## WHAT IS EXPECTED
Below is a block of records; reproduce all of them exactly and leave out any pictures.

## EXERCISE INPUTS
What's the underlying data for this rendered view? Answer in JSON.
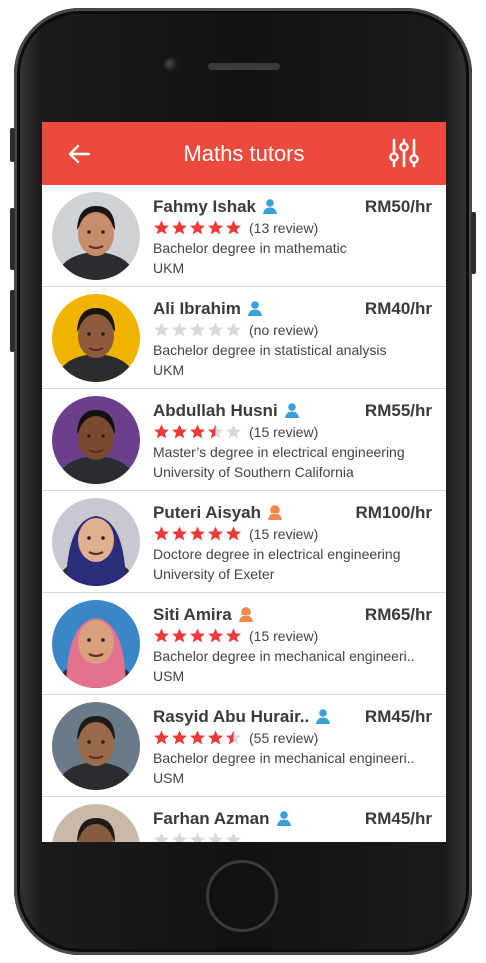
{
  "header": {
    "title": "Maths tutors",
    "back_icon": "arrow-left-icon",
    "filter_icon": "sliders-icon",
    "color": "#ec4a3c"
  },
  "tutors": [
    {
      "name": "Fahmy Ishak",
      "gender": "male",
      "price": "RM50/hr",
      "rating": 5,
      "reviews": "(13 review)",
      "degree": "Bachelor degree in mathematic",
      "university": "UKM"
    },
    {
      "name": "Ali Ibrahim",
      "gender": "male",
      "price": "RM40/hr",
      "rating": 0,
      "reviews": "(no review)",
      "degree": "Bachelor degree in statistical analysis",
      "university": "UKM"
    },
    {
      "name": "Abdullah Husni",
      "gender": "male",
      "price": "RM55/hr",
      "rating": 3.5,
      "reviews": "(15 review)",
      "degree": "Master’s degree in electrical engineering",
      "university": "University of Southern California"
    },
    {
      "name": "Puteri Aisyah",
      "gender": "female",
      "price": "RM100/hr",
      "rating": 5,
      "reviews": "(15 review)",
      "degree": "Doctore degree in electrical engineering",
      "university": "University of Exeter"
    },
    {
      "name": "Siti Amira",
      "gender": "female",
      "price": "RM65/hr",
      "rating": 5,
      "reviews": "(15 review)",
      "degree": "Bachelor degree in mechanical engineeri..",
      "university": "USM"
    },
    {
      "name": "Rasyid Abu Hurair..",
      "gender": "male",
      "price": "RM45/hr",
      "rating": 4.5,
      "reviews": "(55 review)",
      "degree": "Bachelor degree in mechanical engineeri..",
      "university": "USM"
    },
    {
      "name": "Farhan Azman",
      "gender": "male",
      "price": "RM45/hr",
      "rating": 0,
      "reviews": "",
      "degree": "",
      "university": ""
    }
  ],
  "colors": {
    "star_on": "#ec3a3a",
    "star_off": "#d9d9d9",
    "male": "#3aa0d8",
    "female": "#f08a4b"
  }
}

## RESULT OF THIS TASK
What's the underlying data for this rendered view? Answer in JSON.
{
  "header": {
    "title": "Maths tutors",
    "back_icon": "arrow-left-icon",
    "filter_icon": "sliders-icon",
    "color": "#ec4a3c"
  },
  "tutors": [
    {
      "name": "Fahmy Ishak",
      "gender": "male",
      "price": "RM50/hr",
      "rating": 5,
      "reviews": "(13 review)",
      "degree": "Bachelor degree in mathematic",
      "university": "UKM"
    },
    {
      "name": "Ali Ibrahim",
      "gender": "male",
      "price": "RM40/hr",
      "rating": 0,
      "reviews": "(no review)",
      "degree": "Bachelor degree in statistical analysis",
      "university": "UKM"
    },
    {
      "name": "Abdullah Husni",
      "gender": "male",
      "price": "RM55/hr",
      "rating": 3.5,
      "reviews": "(15 review)",
      "degree": "Master’s degree in electrical engineering",
      "university": "University of Southern California"
    },
    {
      "name": "Puteri Aisyah",
      "gender": "female",
      "price": "RM100/hr",
      "rating": 5,
      "reviews": "(15 review)",
      "degree": "Doctore degree in electrical engineering",
      "university": "University of Exeter"
    },
    {
      "name": "Siti Amira",
      "gender": "female",
      "price": "RM65/hr",
      "rating": 5,
      "reviews": "(15 review)",
      "degree": "Bachelor degree in mechanical engineeri..",
      "university": "USM"
    },
    {
      "name": "Rasyid Abu Hurair..",
      "gender": "male",
      "price": "RM45/hr",
      "rating": 4.5,
      "reviews": "(55 review)",
      "degree": "Bachelor degree in mechanical engineeri..",
      "university": "USM"
    },
    {
      "name": "Farhan Azman",
      "gender": "male",
      "price": "RM45/hr",
      "rating": 0,
      "reviews": "",
      "degree": "",
      "university": ""
    }
  ],
  "colors": {
    "star_on": "#ec3a3a",
    "star_off": "#d9d9d9",
    "male": "#3aa0d8",
    "female": "#f08a4b"
  }
}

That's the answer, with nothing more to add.